**INPUT ROWS**:
——————————

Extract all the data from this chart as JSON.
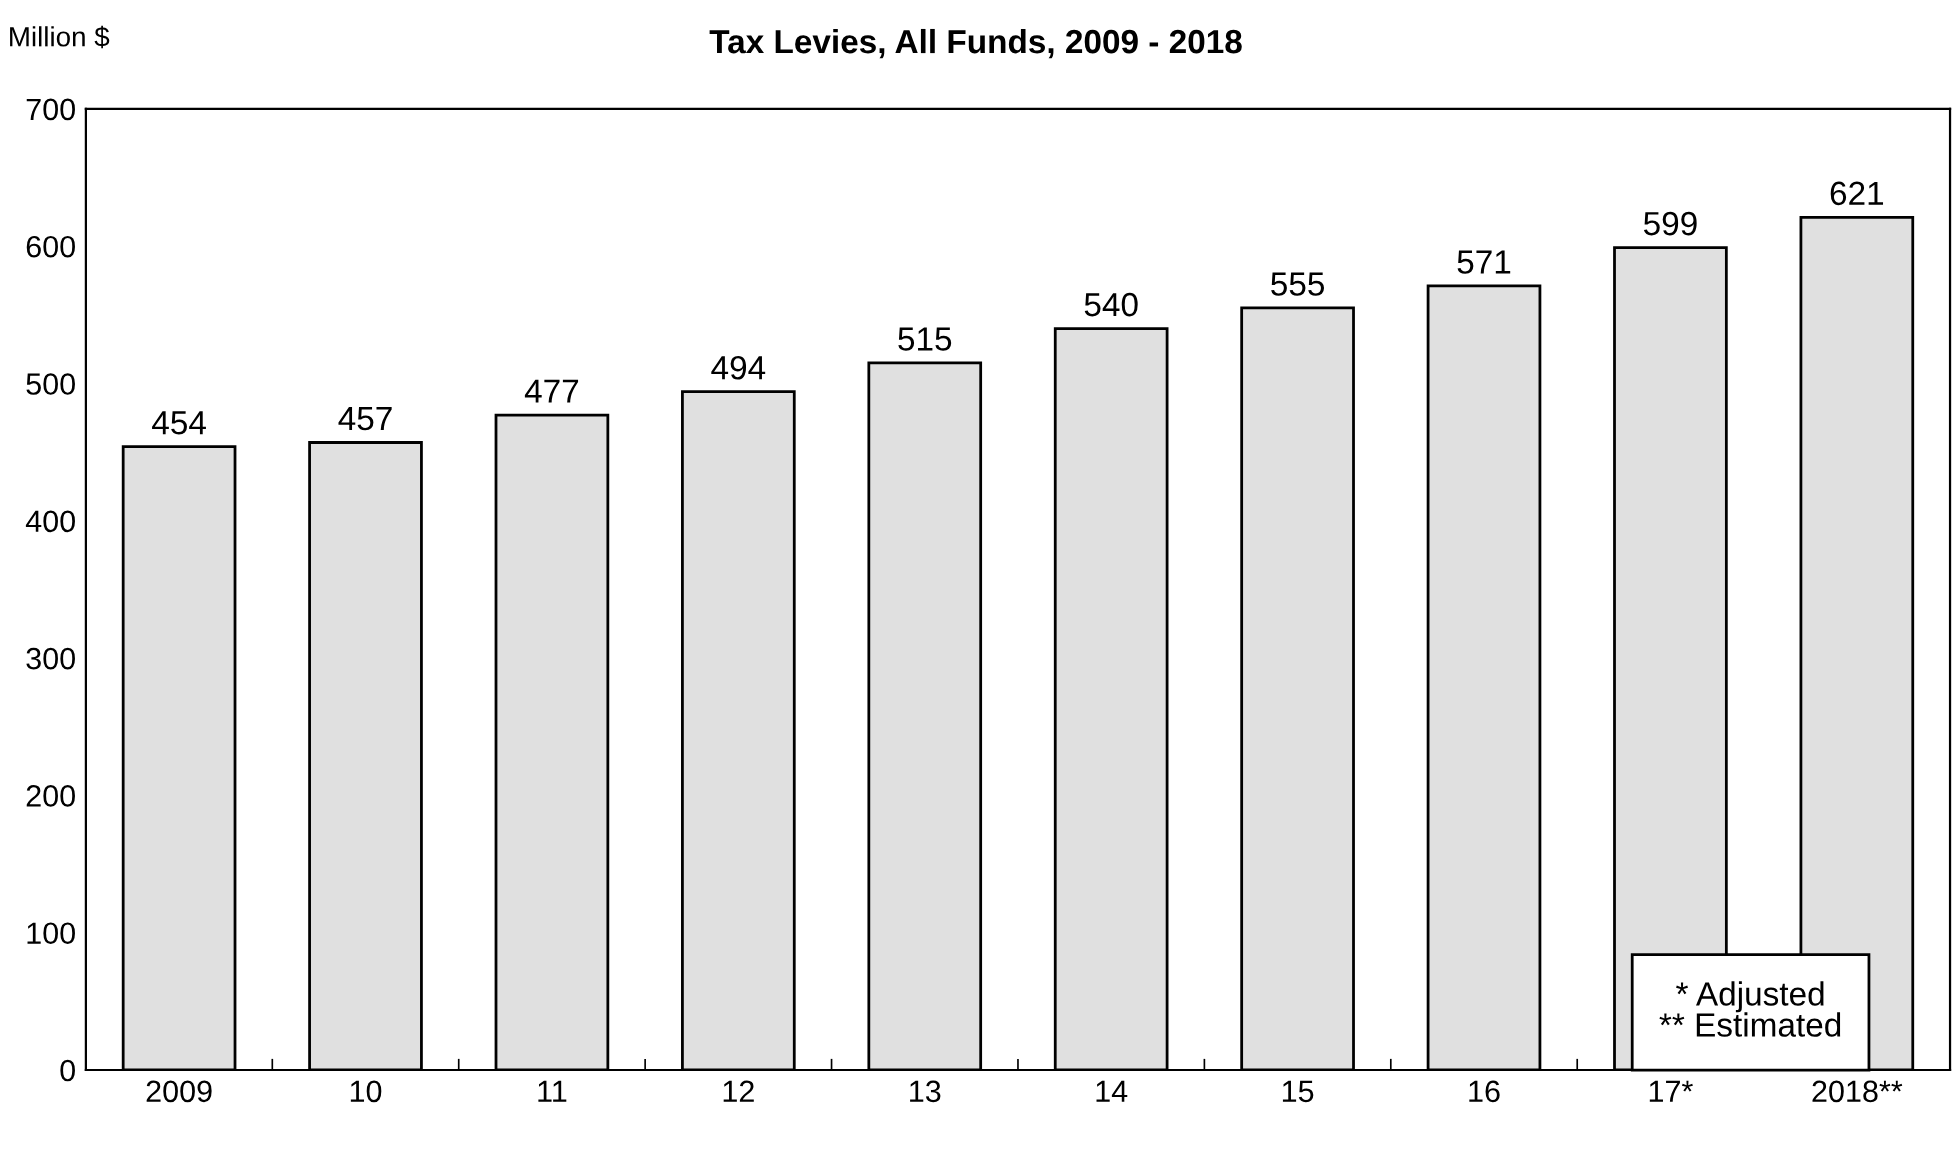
{
  "chart_data": {
    "type": "bar",
    "title": "Tax Levies, All Funds, 2009 - 2018",
    "ylabel": "Million $",
    "categories": [
      "2009",
      "10",
      "11",
      "12",
      "13",
      "14",
      "15",
      "16",
      "17*",
      "2018**"
    ],
    "values": [
      454,
      457,
      477,
      494,
      515,
      540,
      555,
      571,
      599,
      621
    ],
    "color": "#e0e0e0",
    "data_labels": true,
    "ylim": [
      0,
      700
    ],
    "yticks": [
      0,
      100,
      200,
      300,
      400,
      500,
      600,
      700
    ],
    "grid": false,
    "annotations": [
      "* Adjusted",
      "** Estimated"
    ]
  }
}
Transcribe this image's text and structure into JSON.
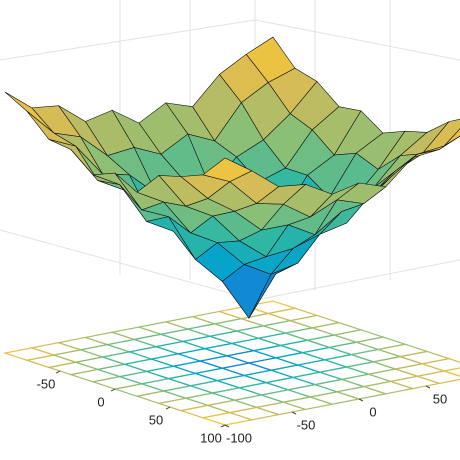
{
  "chart_data": {
    "type": "surface",
    "x": [
      -100,
      -80,
      -60,
      -40,
      -20,
      0,
      20,
      40,
      60,
      80,
      100
    ],
    "y": [
      -100,
      -80,
      -60,
      -40,
      -20,
      0,
      20,
      40,
      60,
      80,
      100
    ],
    "z": [
      [
        87,
        80,
        79,
        72,
        74,
        68,
        73,
        70,
        79,
        84,
        88
      ],
      [
        83,
        74,
        71,
        63,
        64,
        60,
        65,
        61,
        72,
        77,
        80
      ],
      [
        76,
        72,
        61,
        59,
        51,
        54,
        50,
        58,
        62,
        69,
        78
      ],
      [
        75,
        63,
        58,
        47,
        46,
        39,
        45,
        52,
        55,
        66,
        72
      ],
      [
        69,
        64,
        50,
        45,
        33,
        31,
        36,
        42,
        55,
        60,
        73
      ],
      [
        72,
        58,
        54,
        38,
        29,
        15,
        28,
        43,
        50,
        63,
        68
      ],
      [
        68,
        63,
        51,
        46,
        37,
        32,
        34,
        45,
        51,
        60,
        71
      ],
      [
        76,
        64,
        59,
        49,
        42,
        43,
        46,
        48,
        58,
        67,
        73
      ],
      [
        78,
        69,
        63,
        55,
        55,
        50,
        56,
        59,
        66,
        70,
        79
      ],
      [
        81,
        77,
        68,
        66,
        60,
        64,
        61,
        68,
        74,
        75,
        83
      ],
      [
        89,
        83,
        76,
        75,
        70,
        72,
        69,
        77,
        78,
        82,
        86
      ]
    ],
    "xlim": [
      -100,
      100
    ],
    "ylim": [
      -100,
      100
    ],
    "zlim": [
      0,
      100
    ],
    "xticks": [
      -50,
      0,
      50,
      100
    ],
    "yticks": [
      -100,
      -50,
      0,
      50
    ],
    "colormap": [
      "#352a87",
      "#0f5cdd",
      "#1481d6",
      "#06a4ca",
      "#2eb7a4",
      "#87bf77",
      "#d1bb59",
      "#fec832",
      "#f9fb0e"
    ],
    "grid": true
  }
}
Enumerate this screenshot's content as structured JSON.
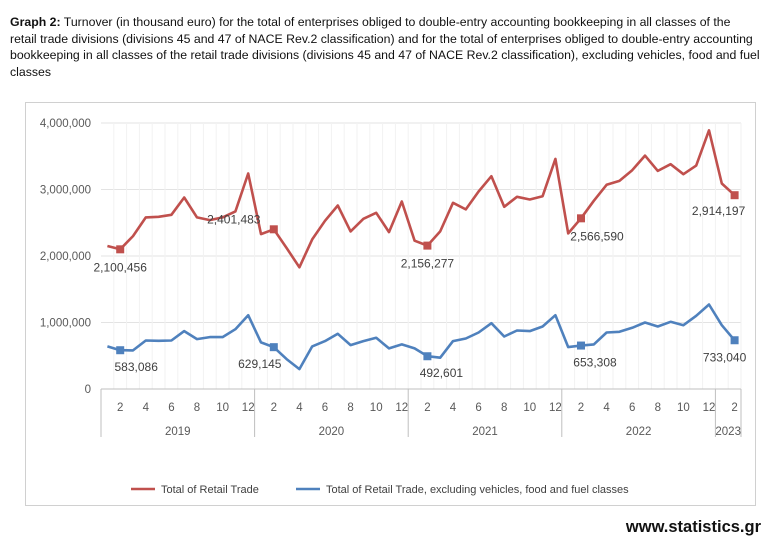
{
  "caption": {
    "label": "Graph 2:",
    "text": " Turnover (in thousand euro) for the total of enterprises obliged to double-entry accounting bookkeeping in all classes of the retail trade divisions (divisions 45 and 47 of NACE Rev.2 classification) and for the total of enterprises obliged to double-entry accounting bookkeeping in all classes of the retail trade divisions (divisions 45 and 47 of NACE Rev.2 classification), excluding vehicles, food and fuel classes"
  },
  "footer": {
    "source": "www.statistics.gr"
  },
  "colors": {
    "series1": "#c0504d",
    "series2": "#4f81bd",
    "grid": "#e3e3e3",
    "axis": "#bfbfbf",
    "text": "#595959"
  },
  "chart_data": {
    "type": "line",
    "title": "",
    "xlabel": "",
    "ylabel": "",
    "ylim": [
      0,
      4000000
    ],
    "y_ticks": [
      0,
      1000000,
      2000000,
      3000000,
      4000000
    ],
    "y_tick_labels": [
      "0",
      "1,000,000",
      "2,000,000",
      "3,000,000",
      "4,000,000"
    ],
    "x_month_ticks": [
      "2",
      "4",
      "6",
      "8",
      "10",
      "12",
      "2",
      "4",
      "6",
      "8",
      "10",
      "12",
      "2",
      "4",
      "6",
      "8",
      "10",
      "12",
      "2",
      "4",
      "6",
      "8",
      "10",
      "12",
      "2"
    ],
    "years": [
      {
        "label": "2019",
        "start": 1,
        "end": 12
      },
      {
        "label": "2020",
        "start": 13,
        "end": 24
      },
      {
        "label": "2021",
        "start": 25,
        "end": 36
      },
      {
        "label": "2022",
        "start": 37,
        "end": 48
      },
      {
        "label": "2023",
        "start": 49,
        "end": 50
      }
    ],
    "series": [
      {
        "name": "Total of Retail Trade",
        "color": "#c0504d",
        "values": [
          2150000,
          2100456,
          2300000,
          2580000,
          2590000,
          2620000,
          2880000,
          2580000,
          2540000,
          2580000,
          2670000,
          3240000,
          2330000,
          2401483,
          2120000,
          1830000,
          2250000,
          2530000,
          2760000,
          2370000,
          2560000,
          2650000,
          2360000,
          2820000,
          2230000,
          2156277,
          2370000,
          2800000,
          2700000,
          2970000,
          3200000,
          2740000,
          2890000,
          2850000,
          2900000,
          3460000,
          2340000,
          2566590,
          2830000,
          3070000,
          3130000,
          3290000,
          3510000,
          3280000,
          3380000,
          3230000,
          3360000,
          3890000,
          3090000,
          2914197
        ],
        "markers": [
          {
            "index": 2,
            "value": 2100456,
            "label": "2,100,456"
          },
          {
            "index": 14,
            "value": 2401483,
            "label": "2,401,483"
          },
          {
            "index": 26,
            "value": 2156277,
            "label": "2,156,277"
          },
          {
            "index": 38,
            "value": 2566590,
            "label": "2,566,590"
          },
          {
            "index": 50,
            "value": 2914197,
            "label": "2,914,197"
          }
        ]
      },
      {
        "name": "Total of Retail Trade, excluding vehicles, food and fuel classes",
        "color": "#4f81bd",
        "values": [
          640000,
          583086,
          580000,
          730000,
          725000,
          730000,
          870000,
          750000,
          780000,
          780000,
          900000,
          1110000,
          700000,
          629145,
          450000,
          300000,
          640000,
          720000,
          830000,
          660000,
          720000,
          770000,
          610000,
          670000,
          610000,
          492601,
          470000,
          720000,
          760000,
          850000,
          990000,
          790000,
          880000,
          870000,
          940000,
          1110000,
          630000,
          653308,
          670000,
          850000,
          860000,
          920000,
          1000000,
          940000,
          1010000,
          960000,
          1100000,
          1270000,
          960000,
          733040
        ],
        "markers": [
          {
            "index": 2,
            "value": 583086,
            "label": "583,086"
          },
          {
            "index": 14,
            "value": 629145,
            "label": "629,145"
          },
          {
            "index": 26,
            "value": 492601,
            "label": "492,601"
          },
          {
            "index": 38,
            "value": 653308,
            "label": "653,308"
          },
          {
            "index": 50,
            "value": 733040,
            "label": "733,040"
          }
        ]
      }
    ],
    "legend": {
      "position": "bottom"
    }
  }
}
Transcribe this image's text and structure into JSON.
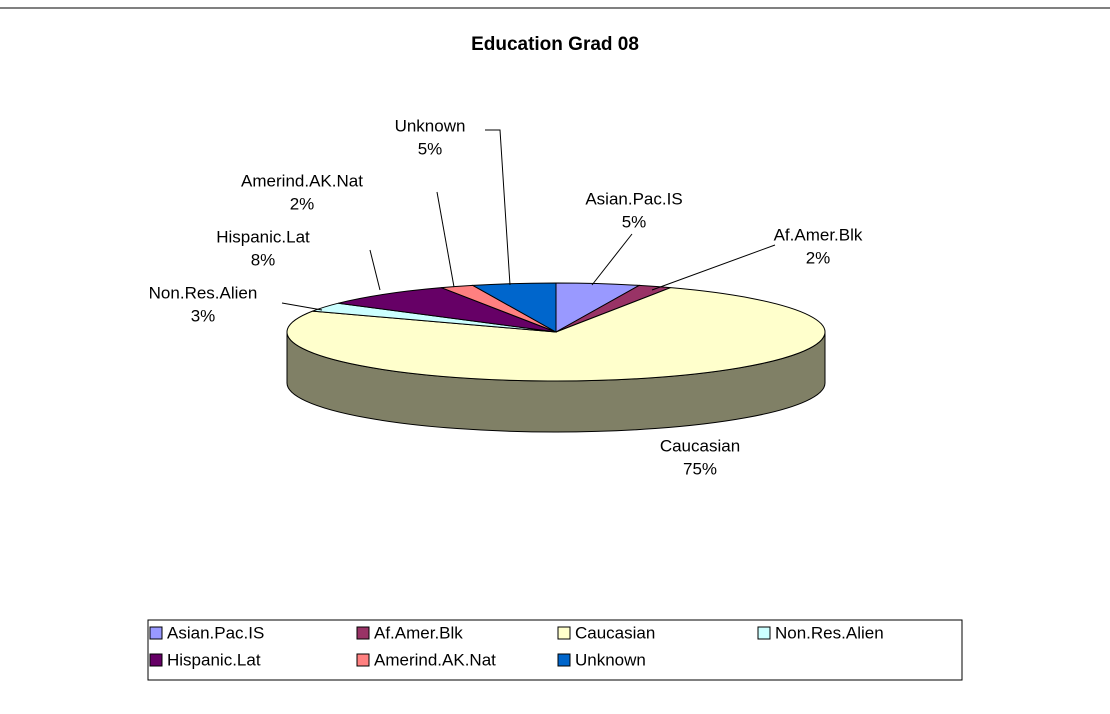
{
  "chart_data": {
    "type": "pie3d",
    "title": "Education Grad 08",
    "categories": [
      "Asian.Pac.IS",
      "Af.Amer.Blk",
      "Caucasian",
      "Non.Res.Alien",
      "Hispanic.Lat",
      "Amerind.AK.Nat",
      "Unknown"
    ],
    "values": [
      5,
      2,
      75,
      3,
      8,
      2,
      5
    ],
    "value_labels": [
      "5%",
      "2%",
      "75%",
      "3%",
      "8%",
      "2%",
      "5%"
    ],
    "colors": [
      "#9999ff",
      "#993366",
      "#ffffcc",
      "#ccffff",
      "#660066",
      "#ff8080",
      "#0066cc"
    ]
  }
}
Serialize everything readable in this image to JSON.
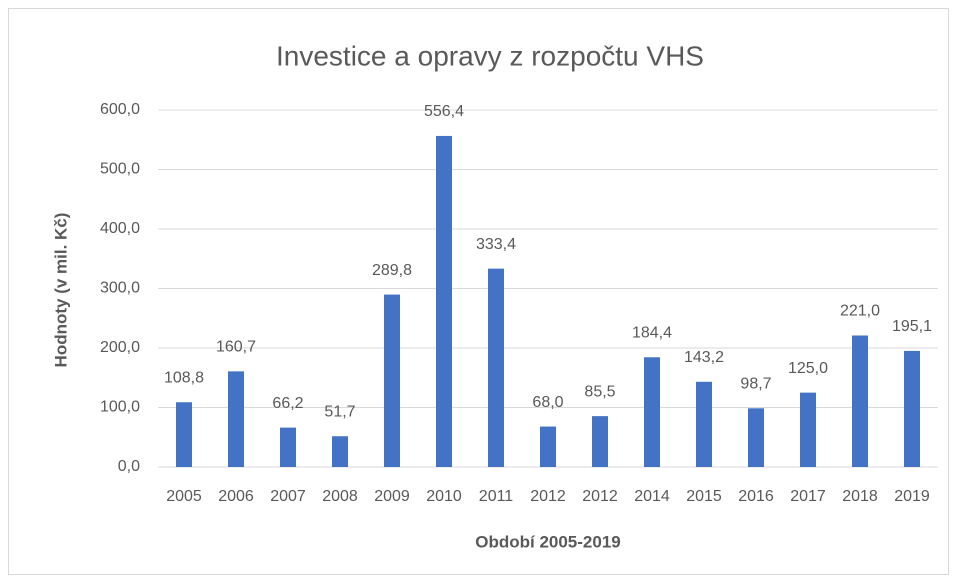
{
  "chart_data": {
    "type": "bar",
    "title": "Investice a opravy z rozpočtu VHS",
    "x_label": "Období 2005-2019",
    "y_label": "Hodnoty (v mil. Kč)",
    "categories": [
      "2005",
      "2006",
      "2007",
      "2008",
      "2009",
      "2010",
      "2011",
      "2012",
      "2012",
      "2014",
      "2015",
      "2016",
      "2017",
      "2018",
      "2019"
    ],
    "values": [
      108.8,
      160.7,
      66.2,
      51.7,
      289.8,
      556.4,
      333.4,
      68.0,
      85.5,
      184.4,
      143.2,
      98.7,
      125.0,
      221.0,
      195.1
    ],
    "value_labels": [
      "108,8",
      "160,7",
      "66,2",
      "51,7",
      "289,8",
      "556,4",
      "333,4",
      "68,0",
      "85,5",
      "184,4",
      "143,2",
      "98,7",
      "125,0",
      "221,0",
      "195,1"
    ],
    "color": "#4472c4",
    "ylim": [
      0,
      600
    ],
    "yticks": [
      {
        "value": 0,
        "label": "0,0"
      },
      {
        "value": 100,
        "label": "100,0"
      },
      {
        "value": 200,
        "label": "200,0"
      },
      {
        "value": 300,
        "label": "300,0"
      },
      {
        "value": 400,
        "label": "400,0"
      },
      {
        "value": 500,
        "label": "500,0"
      },
      {
        "value": 600,
        "label": "600,0"
      }
    ],
    "grid": true
  }
}
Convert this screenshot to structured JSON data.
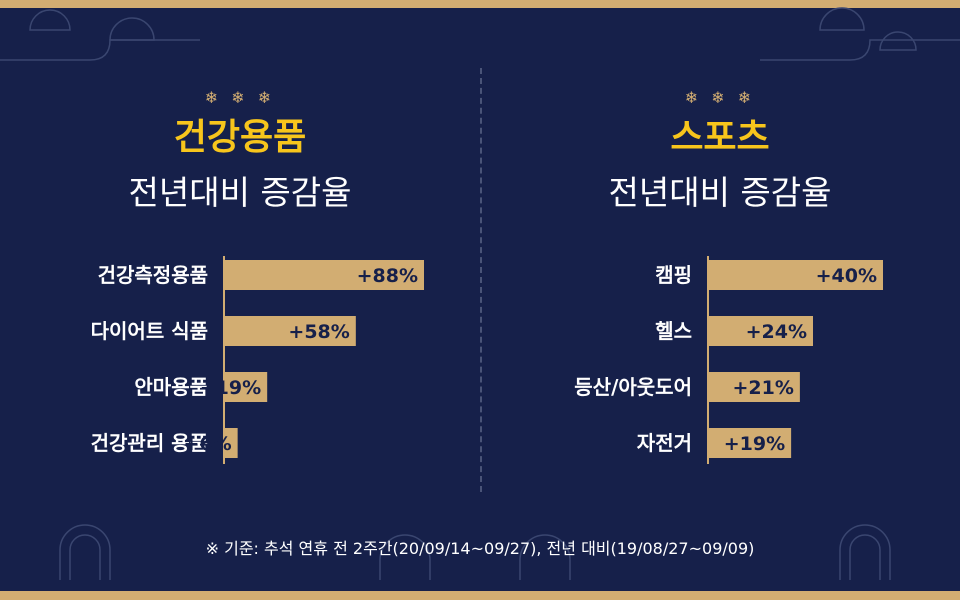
{
  "note": "※ 기준: 추석 연휴 전 2주간(20/09/14~09/27), 전년 대비(19/08/27~09/09)",
  "ornament": "❄ ❄ ❄",
  "colors": {
    "background": "#16204a",
    "bar": "#d2ad72",
    "title": "#f7c51c",
    "text": "#ffffff"
  },
  "panels": [
    {
      "title": "건강용품",
      "subtitle": "전년대비 증감율"
    },
    {
      "title": "스포츠",
      "subtitle": "전년대비 증감율"
    }
  ],
  "chart_data": [
    {
      "type": "bar",
      "orientation": "horizontal",
      "title": "건강용품",
      "subtitle": "전년대비 증감율",
      "categories": [
        "건강측정용품",
        "다이어트 식품",
        "안마용품",
        "건강관리 용품"
      ],
      "values": [
        88,
        58,
        19,
        6
      ],
      "value_labels": [
        "+88%",
        "+58%",
        "+19%",
        "+6%"
      ]
    },
    {
      "type": "bar",
      "orientation": "horizontal",
      "title": "스포츠",
      "subtitle": "전년대비 증감율",
      "categories": [
        "캠핑",
        "헬스",
        "등산/아웃도어",
        "자전거"
      ],
      "values": [
        40,
        24,
        21,
        19
      ],
      "value_labels": [
        "+40%",
        "+24%",
        "+21%",
        "+19%"
      ]
    }
  ]
}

——————————

**GOAL**: From the material, report only how many lines include the word "type".

**RESULT**: 7